Reproduce all the entries exactly and keep the pictures out.

Exercise data:

-- start --

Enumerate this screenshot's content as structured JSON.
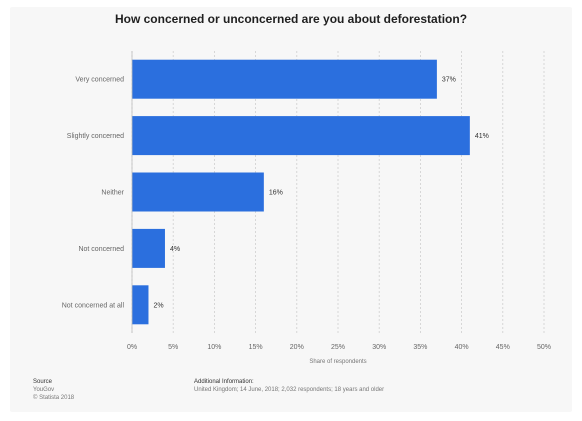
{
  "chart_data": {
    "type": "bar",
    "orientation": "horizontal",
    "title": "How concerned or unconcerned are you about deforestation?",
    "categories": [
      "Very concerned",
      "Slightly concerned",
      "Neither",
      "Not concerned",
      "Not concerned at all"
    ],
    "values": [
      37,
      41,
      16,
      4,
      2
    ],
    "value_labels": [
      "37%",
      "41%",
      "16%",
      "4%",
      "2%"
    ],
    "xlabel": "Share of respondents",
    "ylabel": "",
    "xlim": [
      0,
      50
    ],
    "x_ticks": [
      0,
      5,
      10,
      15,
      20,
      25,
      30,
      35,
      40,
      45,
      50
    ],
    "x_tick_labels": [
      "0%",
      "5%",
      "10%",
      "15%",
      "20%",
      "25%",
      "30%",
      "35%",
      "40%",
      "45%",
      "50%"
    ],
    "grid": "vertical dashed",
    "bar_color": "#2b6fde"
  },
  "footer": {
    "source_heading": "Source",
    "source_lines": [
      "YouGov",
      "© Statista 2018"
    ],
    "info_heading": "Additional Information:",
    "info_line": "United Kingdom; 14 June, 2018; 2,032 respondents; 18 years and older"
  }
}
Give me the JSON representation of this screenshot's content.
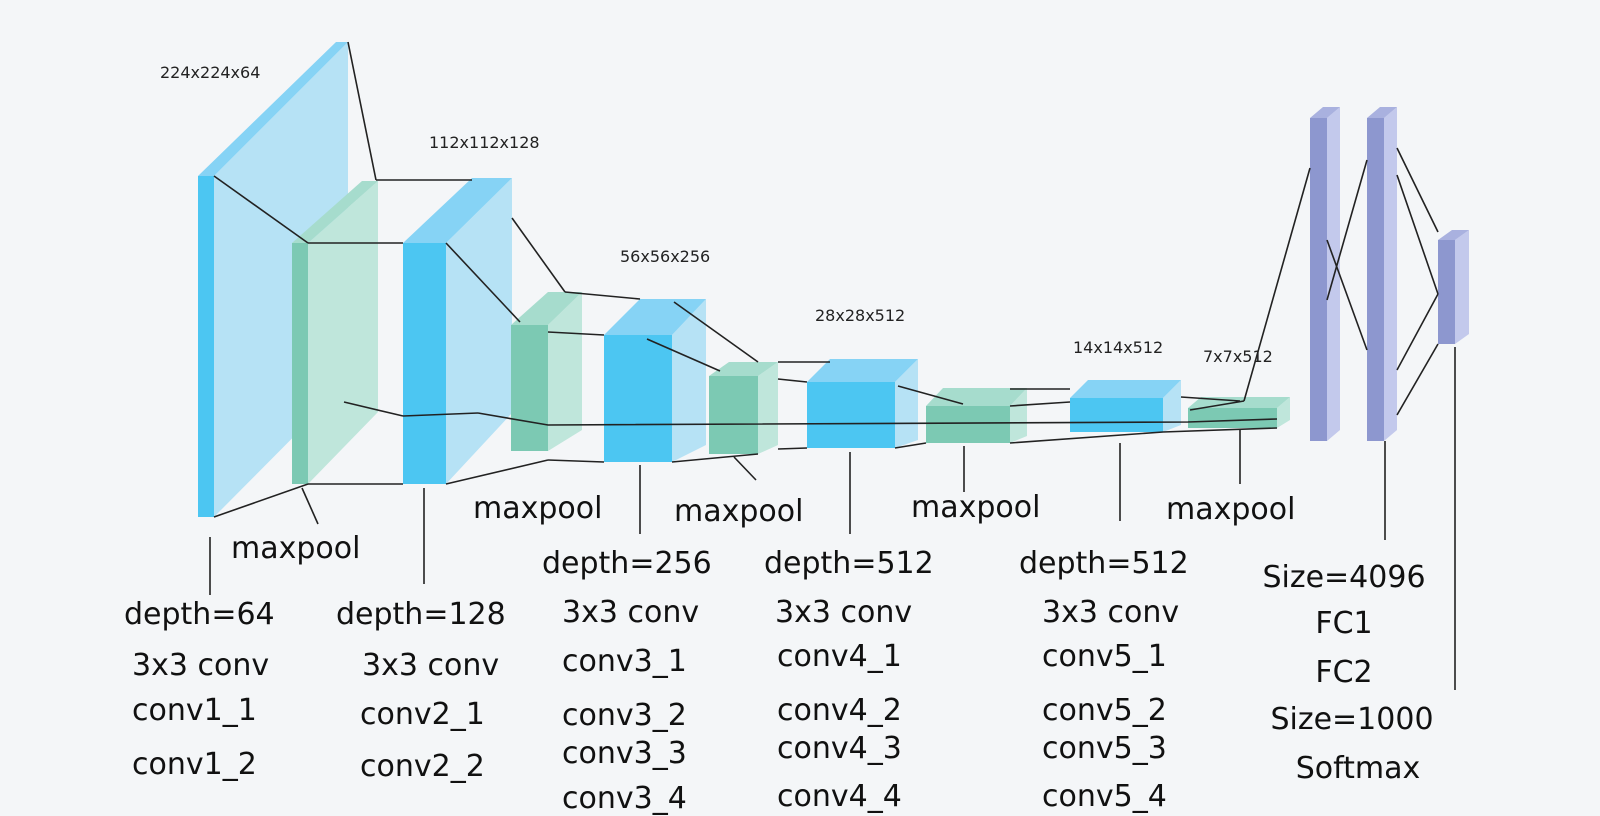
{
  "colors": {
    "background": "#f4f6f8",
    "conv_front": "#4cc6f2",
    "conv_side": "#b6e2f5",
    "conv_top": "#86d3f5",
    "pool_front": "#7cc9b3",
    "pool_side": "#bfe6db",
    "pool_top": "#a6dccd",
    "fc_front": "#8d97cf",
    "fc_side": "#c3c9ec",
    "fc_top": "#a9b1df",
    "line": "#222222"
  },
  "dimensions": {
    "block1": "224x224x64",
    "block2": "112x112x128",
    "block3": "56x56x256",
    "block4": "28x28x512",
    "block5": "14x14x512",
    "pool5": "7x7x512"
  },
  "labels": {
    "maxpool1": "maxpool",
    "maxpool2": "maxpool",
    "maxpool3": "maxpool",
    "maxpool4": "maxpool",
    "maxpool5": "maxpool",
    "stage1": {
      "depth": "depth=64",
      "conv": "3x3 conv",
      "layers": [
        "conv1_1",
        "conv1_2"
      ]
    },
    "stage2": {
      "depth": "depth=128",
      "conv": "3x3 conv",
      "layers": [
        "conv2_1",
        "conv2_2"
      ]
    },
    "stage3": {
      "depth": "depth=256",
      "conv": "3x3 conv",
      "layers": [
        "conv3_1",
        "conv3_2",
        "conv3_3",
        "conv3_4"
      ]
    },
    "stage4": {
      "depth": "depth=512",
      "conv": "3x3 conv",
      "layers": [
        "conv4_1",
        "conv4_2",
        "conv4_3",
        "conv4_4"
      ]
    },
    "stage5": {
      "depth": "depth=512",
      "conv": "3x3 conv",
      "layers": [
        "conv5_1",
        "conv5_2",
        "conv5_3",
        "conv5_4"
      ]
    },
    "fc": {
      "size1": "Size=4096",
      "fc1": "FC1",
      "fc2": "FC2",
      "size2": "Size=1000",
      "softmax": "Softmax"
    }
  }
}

-- end --

Final result:
Enumerate this screenshot's content as structured JSON.
{
  "chart_data": {
    "type": "bar",
    "orientation": "horizontal",
    "title": "How concerned or unconcerned are you about deforestation?",
    "categories": [
      "Very concerned",
      "Slightly concerned",
      "Neither",
      "Not concerned",
      "Not concerned at all"
    ],
    "values": [
      37,
      41,
      16,
      4,
      2
    ],
    "value_labels": [
      "37%",
      "41%",
      "16%",
      "4%",
      "2%"
    ],
    "xlabel": "Share of respondents",
    "ylabel": "",
    "xlim": [
      0,
      50
    ],
    "x_ticks": [
      0,
      5,
      10,
      15,
      20,
      25,
      30,
      35,
      40,
      45,
      50
    ],
    "x_tick_labels": [
      "0%",
      "5%",
      "10%",
      "15%",
      "20%",
      "25%",
      "30%",
      "35%",
      "40%",
      "45%",
      "50%"
    ],
    "grid": "vertical dashed",
    "bar_color": "#2b6fde"
  },
  "footer": {
    "source_heading": "Source",
    "source_lines": [
      "YouGov",
      "© Statista 2018"
    ],
    "info_heading": "Additional Information:",
    "info_line": "United Kingdom; 14 June, 2018; 2,032 respondents; 18 years and older"
  }
}
Give me the JSON representation of this screenshot's content.
{
  "colors": {
    "background": "#f4f6f8",
    "conv_front": "#4cc6f2",
    "conv_side": "#b6e2f5",
    "conv_top": "#86d3f5",
    "pool_front": "#7cc9b3",
    "pool_side": "#bfe6db",
    "pool_top": "#a6dccd",
    "fc_front": "#8d97cf",
    "fc_side": "#c3c9ec",
    "fc_top": "#a9b1df",
    "line": "#222222"
  },
  "dimensions": {
    "block1": "224x224x64",
    "block2": "112x112x128",
    "block3": "56x56x256",
    "block4": "28x28x512",
    "block5": "14x14x512",
    "pool5": "7x7x512"
  },
  "labels": {
    "maxpool1": "maxpool",
    "maxpool2": "maxpool",
    "maxpool3": "maxpool",
    "maxpool4": "maxpool",
    "maxpool5": "maxpool",
    "stage1": {
      "depth": "depth=64",
      "conv": "3x3 conv",
      "layers": [
        "conv1_1",
        "conv1_2"
      ]
    },
    "stage2": {
      "depth": "depth=128",
      "conv": "3x3 conv",
      "layers": [
        "conv2_1",
        "conv2_2"
      ]
    },
    "stage3": {
      "depth": "depth=256",
      "conv": "3x3 conv",
      "layers": [
        "conv3_1",
        "conv3_2",
        "conv3_3",
        "conv3_4"
      ]
    },
    "stage4": {
      "depth": "depth=512",
      "conv": "3x3 conv",
      "layers": [
        "conv4_1",
        "conv4_2",
        "conv4_3",
        "conv4_4"
      ]
    },
    "stage5": {
      "depth": "depth=512",
      "conv": "3x3 conv",
      "layers": [
        "conv5_1",
        "conv5_2",
        "conv5_3",
        "conv5_4"
      ]
    },
    "fc": {
      "size1": "Size=4096",
      "fc1": "FC1",
      "fc2": "FC2",
      "size2": "Size=1000",
      "softmax": "Softmax"
    }
  }
}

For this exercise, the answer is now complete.